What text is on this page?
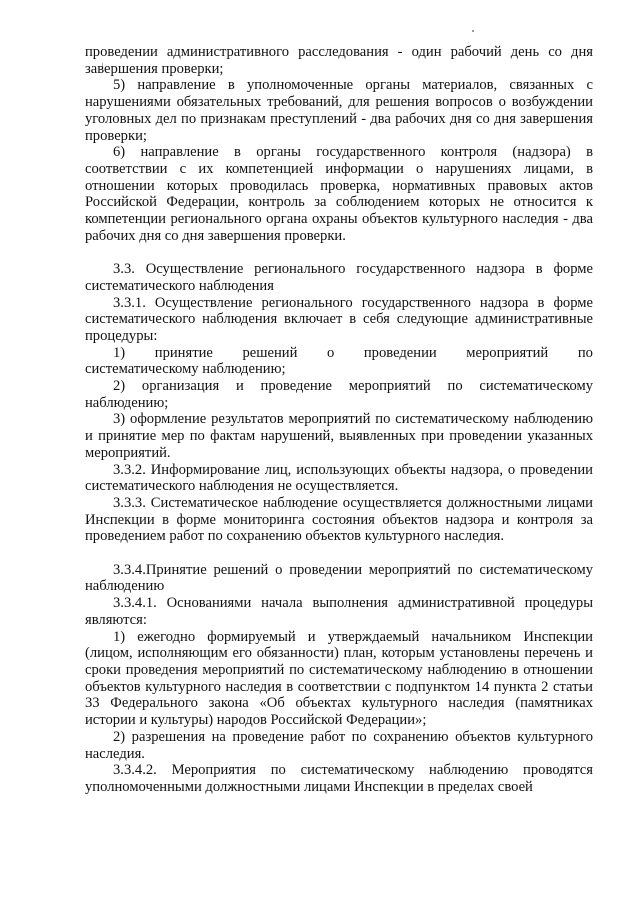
проведении административного расследования - один рабочий день со дня завершения проверки;

5) направление в уполномоченные органы материалов, связанных с нарушениями обязательных требований, для решения вопросов о возбуждении уголовных дел по признакам преступлений - два рабочих дня со дня завершения проверки;

6) направление в органы государственного контроля (надзора) в соответствии с их компетенцией информации о нарушениях лицами, в отношении которых проводилась проверка, нормативных правовых актов Российской Федерации, контроль за соблюдением которых не относится к компетенции регионального органа охраны объектов культурного наследия - два рабочих дня со дня завершения проверки.

3.3. Осуществление регионального государственного надзора в форме систематического наблюдения

3.3.1. Осуществление регионального государственного надзора в форме систематического наблюдения включает в себя следующие административные процедуры:

1) принятие решений о проведении мероприятий по

систематическому наблюдению;

2) организация и проведение мероприятий по систематическому наблюдению;

3) оформление результатов мероприятий по систематическому наблюдению и принятие мер по фактам нарушений, выявленных при проведении указанных мероприятий.

3.3.2. Информирование лиц, использующих объекты надзора, о проведении систематического наблюдения не осуществляется.

3.3.3. Систематическое наблюдение осуществляется должностными лицами Инспекции в форме мониторинга состояния объектов надзора и контроля за проведением работ по сохранению объектов культурного наследия.

3.3.4.Принятие решений о проведении мероприятий по систематическому наблюдению

3.3.4.1. Основаниями начала выполнения административной процедуры являются:

1) ежегодно формируемый и утверждаемый начальником Инспекции (лицом, исполняющим его обязанности) план, которым установлены перечень и сроки проведения мероприятий по систематическому наблюдению в отношении объектов культурного наследия в соответствии с подпунктом 14 пункта 2 статьи 33 Федерального закона «Об объектах культурного наследия (памятниках истории и культуры) народов Российской Федерации»;

2) разрешения на проведение работ по сохранению объектов культурного наследия.

3.3.4.2. Мероприятия по систематическому наблюдению проводятся уполномоченными должностными лицами Инспекции в пределах своей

□ □ □ □

Nothing but the pictures may be dropped; output the records above exactly.

Task answer:
What text is on this page?
проведении административного расследования - один рабочий день со дня завершения проверки;

5) направление в уполномоченные органы материалов, связанных с нарушениями обязательных требований, для решения вопросов о возбуждении уголовных дел по признакам преступлений - два рабочих дня со дня завершения проверки;

6) направление в органы государственного контроля (надзора) в соответствии с их компетенцией информации о нарушениях лицами, в отношении которых проводилась проверка, нормативных правовых актов Российской Федерации, контроль за соблюдением которых не относится к компетенции регионального органа охраны объектов культурного наследия - два рабочих дня со дня завершения проверки.

3.3. Осуществление регионального государственного надзора в форме систематического наблюдения

3.3.1. Осуществление регионального государственного надзора в форме систематического наблюдения включает в себя следующие административные процедуры:

1) принятие решений о проведении мероприятий по

систематическому наблюдению;

2) организация и проведение мероприятий по систематическому наблюдению;

3) оформление результатов мероприятий по систематическому наблюдению и принятие мер по фактам нарушений, выявленных при проведении указанных мероприятий.

3.3.2. Информирование лиц, использующих объекты надзора, о проведении систематического наблюдения не осуществляется.

3.3.3. Систематическое наблюдение осуществляется должностными лицами Инспекции в форме мониторинга состояния объектов надзора и контроля за проведением работ по сохранению объектов культурного наследия.

3.3.4.Принятие решений о проведении мероприятий по систематическому наблюдению

3.3.4.1. Основаниями начала выполнения административной процедуры являются:

1) ежегодно формируемый и утверждаемый начальником Инспекции (лицом, исполняющим его обязанности) план, которым установлены перечень и сроки проведения мероприятий по систематическому наблюдению в отношении объектов культурного наследия в соответствии с подпунктом 14 пункта 2 статьи 33 Федерального закона «Об объектах культурного наследия (памятниках истории и культуры) народов Российской Федерации»;

2) разрешения на проведение работ по сохранению объектов культурного наследия.

3.3.4.2. Мероприятия по систематическому наблюдению проводятся уполномоченными должностными лицами Инспекции в пределах своей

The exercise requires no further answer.